### The records:
^^^^^^^^^^^^^^^^
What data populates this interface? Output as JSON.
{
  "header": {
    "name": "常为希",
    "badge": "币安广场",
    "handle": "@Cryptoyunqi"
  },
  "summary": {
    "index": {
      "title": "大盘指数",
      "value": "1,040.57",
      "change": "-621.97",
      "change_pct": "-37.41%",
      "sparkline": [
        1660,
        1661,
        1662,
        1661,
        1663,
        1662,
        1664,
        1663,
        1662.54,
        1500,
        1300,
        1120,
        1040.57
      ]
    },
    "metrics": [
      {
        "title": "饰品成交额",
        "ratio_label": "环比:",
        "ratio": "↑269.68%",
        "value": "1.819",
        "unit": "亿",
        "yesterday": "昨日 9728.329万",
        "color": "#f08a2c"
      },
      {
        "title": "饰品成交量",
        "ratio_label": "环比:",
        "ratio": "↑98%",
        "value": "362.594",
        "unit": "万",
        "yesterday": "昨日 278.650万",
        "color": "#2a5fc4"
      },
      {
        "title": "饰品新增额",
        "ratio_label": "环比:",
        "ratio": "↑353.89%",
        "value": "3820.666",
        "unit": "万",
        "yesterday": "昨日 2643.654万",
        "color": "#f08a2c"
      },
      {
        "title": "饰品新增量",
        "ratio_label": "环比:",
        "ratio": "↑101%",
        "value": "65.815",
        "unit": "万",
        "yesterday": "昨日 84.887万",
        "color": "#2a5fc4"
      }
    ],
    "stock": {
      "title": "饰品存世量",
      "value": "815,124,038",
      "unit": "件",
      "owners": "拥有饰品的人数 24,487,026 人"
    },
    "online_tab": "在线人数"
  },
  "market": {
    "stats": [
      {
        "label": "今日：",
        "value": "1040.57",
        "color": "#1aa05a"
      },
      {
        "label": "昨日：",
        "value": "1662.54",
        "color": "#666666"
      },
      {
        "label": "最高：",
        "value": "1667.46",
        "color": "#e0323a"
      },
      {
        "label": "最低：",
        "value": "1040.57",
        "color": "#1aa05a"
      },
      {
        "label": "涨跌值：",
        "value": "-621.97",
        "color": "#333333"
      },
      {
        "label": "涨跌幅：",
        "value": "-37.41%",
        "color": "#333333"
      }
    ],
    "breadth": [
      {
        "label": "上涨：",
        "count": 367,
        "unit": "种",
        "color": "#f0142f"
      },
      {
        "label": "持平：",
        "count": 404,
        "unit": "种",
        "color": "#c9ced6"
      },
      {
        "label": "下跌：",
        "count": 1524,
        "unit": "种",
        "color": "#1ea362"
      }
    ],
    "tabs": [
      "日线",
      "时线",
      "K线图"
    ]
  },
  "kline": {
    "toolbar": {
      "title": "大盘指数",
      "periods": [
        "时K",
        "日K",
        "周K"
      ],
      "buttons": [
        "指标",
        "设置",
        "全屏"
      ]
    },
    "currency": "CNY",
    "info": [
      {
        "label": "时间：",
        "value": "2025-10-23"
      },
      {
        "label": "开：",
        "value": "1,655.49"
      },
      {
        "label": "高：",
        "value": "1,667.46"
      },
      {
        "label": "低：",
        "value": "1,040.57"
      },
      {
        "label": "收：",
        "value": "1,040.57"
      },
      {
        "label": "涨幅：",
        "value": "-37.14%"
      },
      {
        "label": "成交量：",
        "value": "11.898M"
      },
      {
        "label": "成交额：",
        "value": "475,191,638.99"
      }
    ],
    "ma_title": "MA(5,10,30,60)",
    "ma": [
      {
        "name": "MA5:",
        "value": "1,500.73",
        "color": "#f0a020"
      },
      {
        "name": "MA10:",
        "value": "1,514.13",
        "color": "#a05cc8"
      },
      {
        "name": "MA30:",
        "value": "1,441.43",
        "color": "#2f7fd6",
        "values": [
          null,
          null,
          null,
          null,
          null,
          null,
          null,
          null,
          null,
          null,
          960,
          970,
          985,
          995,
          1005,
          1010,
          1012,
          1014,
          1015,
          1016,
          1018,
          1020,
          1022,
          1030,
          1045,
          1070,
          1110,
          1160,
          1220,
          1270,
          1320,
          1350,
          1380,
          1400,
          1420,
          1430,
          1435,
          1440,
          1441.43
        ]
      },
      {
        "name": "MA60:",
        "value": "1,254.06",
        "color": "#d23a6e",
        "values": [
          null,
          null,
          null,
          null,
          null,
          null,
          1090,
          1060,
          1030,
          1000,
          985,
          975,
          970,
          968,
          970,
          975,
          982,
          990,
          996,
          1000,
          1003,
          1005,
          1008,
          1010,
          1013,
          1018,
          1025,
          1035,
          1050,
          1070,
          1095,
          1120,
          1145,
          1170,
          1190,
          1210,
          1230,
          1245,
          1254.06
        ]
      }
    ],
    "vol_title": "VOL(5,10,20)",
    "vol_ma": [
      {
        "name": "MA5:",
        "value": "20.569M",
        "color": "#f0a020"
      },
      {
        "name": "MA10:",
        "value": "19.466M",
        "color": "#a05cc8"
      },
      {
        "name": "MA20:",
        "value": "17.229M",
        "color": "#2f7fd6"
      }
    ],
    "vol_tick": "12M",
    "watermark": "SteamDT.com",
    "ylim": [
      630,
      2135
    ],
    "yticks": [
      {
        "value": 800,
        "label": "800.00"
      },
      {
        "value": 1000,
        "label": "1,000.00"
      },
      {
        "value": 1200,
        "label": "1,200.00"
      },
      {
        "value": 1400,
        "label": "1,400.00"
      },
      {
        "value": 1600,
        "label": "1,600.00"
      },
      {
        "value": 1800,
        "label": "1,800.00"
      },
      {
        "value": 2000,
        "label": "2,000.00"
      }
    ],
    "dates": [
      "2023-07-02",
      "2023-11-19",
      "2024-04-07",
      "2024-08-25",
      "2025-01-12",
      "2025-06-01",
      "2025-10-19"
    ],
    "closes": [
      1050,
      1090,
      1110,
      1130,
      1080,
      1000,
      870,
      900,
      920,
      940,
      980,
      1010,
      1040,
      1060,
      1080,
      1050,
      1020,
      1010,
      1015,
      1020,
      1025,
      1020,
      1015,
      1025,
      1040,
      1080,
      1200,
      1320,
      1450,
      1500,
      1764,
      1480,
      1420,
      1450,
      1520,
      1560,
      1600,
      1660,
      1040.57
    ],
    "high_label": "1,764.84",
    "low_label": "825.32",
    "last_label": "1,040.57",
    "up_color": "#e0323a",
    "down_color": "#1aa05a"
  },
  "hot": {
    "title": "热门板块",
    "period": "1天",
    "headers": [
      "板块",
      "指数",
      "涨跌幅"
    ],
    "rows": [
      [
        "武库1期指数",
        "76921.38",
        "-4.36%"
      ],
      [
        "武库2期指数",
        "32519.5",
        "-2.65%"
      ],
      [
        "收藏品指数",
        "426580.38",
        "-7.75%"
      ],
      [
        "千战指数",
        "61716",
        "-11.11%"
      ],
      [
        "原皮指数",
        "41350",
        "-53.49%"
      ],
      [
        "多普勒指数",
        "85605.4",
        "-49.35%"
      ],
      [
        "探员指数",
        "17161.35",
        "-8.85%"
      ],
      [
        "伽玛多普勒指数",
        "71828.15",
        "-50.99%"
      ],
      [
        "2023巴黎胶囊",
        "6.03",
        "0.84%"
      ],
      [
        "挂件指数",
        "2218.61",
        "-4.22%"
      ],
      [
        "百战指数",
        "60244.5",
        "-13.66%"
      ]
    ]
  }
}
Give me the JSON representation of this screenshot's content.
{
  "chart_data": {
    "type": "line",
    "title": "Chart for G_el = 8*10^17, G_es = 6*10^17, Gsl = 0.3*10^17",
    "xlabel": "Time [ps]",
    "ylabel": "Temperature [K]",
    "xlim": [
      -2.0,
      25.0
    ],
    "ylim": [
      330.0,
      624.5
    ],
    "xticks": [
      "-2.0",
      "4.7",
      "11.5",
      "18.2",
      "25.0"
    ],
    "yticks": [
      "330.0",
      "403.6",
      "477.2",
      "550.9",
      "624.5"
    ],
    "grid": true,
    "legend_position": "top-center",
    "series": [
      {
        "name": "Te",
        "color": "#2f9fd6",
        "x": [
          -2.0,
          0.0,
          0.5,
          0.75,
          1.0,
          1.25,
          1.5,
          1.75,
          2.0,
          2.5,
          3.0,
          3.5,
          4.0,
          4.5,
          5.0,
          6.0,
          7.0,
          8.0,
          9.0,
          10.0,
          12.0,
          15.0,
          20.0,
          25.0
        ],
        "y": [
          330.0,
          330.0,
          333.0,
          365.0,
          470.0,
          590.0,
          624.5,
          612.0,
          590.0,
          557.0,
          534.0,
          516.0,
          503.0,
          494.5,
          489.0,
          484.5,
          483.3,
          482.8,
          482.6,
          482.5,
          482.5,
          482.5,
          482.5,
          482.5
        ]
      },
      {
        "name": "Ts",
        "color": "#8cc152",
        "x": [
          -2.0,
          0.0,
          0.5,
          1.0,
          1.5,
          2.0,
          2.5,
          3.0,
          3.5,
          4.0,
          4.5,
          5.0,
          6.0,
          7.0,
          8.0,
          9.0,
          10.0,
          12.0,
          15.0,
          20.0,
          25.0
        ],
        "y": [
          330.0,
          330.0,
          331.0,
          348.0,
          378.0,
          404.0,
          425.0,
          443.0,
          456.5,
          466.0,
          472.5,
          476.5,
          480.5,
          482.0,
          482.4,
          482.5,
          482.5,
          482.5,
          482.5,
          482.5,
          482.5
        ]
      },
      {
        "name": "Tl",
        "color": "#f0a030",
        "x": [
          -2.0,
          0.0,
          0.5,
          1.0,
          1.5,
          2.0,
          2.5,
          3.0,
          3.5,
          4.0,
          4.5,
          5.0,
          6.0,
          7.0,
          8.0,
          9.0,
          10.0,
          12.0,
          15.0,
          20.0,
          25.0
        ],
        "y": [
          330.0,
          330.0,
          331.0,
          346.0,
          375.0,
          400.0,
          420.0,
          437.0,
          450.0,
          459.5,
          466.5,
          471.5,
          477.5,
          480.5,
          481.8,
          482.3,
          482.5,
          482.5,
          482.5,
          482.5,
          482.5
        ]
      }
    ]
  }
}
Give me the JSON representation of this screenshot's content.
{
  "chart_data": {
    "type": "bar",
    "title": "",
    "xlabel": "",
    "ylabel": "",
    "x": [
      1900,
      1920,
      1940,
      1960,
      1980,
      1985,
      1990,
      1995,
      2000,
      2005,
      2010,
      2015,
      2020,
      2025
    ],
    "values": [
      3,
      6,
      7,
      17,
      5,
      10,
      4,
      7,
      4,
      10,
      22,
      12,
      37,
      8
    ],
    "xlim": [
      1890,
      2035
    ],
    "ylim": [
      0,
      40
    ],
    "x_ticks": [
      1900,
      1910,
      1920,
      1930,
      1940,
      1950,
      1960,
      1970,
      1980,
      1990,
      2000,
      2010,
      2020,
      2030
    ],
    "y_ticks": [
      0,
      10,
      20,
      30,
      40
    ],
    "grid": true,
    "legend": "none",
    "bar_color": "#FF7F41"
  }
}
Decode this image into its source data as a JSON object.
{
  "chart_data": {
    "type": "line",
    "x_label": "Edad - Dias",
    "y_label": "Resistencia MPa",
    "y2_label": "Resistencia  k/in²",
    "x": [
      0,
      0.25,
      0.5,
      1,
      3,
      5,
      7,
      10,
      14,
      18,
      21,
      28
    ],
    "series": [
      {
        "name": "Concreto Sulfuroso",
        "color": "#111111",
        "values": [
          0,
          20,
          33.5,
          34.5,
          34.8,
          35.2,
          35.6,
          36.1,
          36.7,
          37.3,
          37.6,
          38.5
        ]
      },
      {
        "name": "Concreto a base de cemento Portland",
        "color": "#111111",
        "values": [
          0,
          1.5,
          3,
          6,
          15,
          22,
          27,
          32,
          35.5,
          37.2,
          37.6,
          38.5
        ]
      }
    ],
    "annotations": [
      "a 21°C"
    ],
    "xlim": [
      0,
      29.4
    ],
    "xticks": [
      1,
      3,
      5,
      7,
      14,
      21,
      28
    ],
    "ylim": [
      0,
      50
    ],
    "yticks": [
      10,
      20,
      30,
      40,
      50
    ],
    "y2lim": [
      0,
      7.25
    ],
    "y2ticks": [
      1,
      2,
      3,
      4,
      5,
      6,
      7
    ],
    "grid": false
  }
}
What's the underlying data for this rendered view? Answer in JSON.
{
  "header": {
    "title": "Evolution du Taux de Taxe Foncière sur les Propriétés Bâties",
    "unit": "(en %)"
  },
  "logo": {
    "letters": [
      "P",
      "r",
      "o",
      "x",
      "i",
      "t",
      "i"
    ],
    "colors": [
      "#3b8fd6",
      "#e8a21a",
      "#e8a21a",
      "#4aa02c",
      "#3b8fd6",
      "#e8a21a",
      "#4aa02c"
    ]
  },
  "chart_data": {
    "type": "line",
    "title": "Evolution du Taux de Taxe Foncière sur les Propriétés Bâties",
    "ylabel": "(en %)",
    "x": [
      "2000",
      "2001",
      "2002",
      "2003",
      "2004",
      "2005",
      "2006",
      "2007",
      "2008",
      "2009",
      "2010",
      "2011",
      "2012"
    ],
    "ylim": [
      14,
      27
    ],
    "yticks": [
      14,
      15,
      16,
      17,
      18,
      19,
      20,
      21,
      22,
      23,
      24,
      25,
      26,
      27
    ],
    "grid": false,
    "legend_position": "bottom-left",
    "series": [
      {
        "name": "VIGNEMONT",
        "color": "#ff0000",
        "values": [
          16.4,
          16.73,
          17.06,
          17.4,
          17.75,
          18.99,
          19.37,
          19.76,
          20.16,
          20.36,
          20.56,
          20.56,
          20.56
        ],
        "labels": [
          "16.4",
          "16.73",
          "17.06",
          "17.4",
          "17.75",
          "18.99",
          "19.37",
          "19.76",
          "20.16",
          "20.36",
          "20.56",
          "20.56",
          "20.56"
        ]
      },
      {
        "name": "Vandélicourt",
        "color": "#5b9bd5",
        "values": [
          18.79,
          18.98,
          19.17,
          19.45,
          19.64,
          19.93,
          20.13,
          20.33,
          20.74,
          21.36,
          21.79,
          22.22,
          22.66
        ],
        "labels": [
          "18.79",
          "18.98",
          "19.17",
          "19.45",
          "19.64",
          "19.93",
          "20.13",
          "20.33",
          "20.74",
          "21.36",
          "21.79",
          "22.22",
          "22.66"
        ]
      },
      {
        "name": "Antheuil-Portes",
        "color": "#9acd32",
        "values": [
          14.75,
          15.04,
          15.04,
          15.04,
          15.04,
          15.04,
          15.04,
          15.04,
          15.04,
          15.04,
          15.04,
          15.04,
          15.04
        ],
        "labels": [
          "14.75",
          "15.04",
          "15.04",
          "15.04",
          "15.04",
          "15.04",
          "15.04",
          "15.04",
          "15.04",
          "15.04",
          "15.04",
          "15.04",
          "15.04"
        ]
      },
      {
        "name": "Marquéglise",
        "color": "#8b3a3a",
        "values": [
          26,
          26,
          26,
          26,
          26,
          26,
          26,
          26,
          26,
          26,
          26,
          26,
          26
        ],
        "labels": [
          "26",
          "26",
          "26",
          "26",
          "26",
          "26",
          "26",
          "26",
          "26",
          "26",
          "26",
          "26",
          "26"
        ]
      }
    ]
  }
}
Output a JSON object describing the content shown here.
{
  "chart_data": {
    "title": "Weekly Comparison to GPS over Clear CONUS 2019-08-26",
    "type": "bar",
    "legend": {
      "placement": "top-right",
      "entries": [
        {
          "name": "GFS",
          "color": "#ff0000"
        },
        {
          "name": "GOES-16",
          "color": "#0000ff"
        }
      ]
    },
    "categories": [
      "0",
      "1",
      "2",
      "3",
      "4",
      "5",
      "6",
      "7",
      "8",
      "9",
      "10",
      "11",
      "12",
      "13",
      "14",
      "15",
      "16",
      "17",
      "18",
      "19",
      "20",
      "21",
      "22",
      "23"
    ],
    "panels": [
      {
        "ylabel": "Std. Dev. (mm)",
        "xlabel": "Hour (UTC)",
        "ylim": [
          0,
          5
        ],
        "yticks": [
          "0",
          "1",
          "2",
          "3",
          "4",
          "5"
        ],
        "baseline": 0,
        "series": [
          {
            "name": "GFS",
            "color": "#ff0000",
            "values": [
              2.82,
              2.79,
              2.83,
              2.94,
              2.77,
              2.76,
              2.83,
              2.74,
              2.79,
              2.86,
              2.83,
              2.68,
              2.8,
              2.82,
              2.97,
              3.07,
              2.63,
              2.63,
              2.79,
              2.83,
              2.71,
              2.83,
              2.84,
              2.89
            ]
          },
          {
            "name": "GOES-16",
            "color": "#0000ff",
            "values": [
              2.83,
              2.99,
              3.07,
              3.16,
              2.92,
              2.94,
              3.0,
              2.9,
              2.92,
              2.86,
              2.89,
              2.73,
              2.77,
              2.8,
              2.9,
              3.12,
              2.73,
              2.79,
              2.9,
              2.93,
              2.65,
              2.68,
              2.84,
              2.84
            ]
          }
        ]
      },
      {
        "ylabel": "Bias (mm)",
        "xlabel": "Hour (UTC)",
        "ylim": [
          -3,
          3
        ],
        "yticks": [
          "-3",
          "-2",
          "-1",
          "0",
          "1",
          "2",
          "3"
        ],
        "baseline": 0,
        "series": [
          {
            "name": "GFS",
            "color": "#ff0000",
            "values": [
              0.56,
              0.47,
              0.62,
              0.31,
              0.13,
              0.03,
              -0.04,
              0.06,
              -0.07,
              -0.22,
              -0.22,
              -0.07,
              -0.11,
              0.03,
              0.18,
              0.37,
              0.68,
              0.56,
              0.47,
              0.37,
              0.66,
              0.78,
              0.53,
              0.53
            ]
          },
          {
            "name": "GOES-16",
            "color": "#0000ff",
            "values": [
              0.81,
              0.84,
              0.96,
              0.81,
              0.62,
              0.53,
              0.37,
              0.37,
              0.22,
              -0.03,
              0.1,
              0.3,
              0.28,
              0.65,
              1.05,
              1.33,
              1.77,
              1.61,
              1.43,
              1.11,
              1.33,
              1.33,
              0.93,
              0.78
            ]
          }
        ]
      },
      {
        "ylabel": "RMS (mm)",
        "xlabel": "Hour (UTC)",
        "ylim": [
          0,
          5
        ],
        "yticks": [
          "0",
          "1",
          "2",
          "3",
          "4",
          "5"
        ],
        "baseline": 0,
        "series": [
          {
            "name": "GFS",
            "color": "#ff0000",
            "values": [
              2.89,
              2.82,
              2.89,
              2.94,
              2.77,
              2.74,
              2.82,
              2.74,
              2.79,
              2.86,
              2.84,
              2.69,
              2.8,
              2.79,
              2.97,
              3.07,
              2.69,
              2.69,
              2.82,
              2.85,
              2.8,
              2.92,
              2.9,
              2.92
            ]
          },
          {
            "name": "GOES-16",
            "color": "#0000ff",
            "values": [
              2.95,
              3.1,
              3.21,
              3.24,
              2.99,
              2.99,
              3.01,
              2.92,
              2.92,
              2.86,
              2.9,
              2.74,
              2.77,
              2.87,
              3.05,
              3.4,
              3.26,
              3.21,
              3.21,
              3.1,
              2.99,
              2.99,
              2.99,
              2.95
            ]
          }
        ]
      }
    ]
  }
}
^^^^^^^^^^^^^^^^
### Problem details:
In the records above, locate each line with the word "Concreto". Copy all such lines.

### Solution for this exercise:
        "name": "Concreto Sulfuroso",
        "name": "Concreto a base de cemento Portland",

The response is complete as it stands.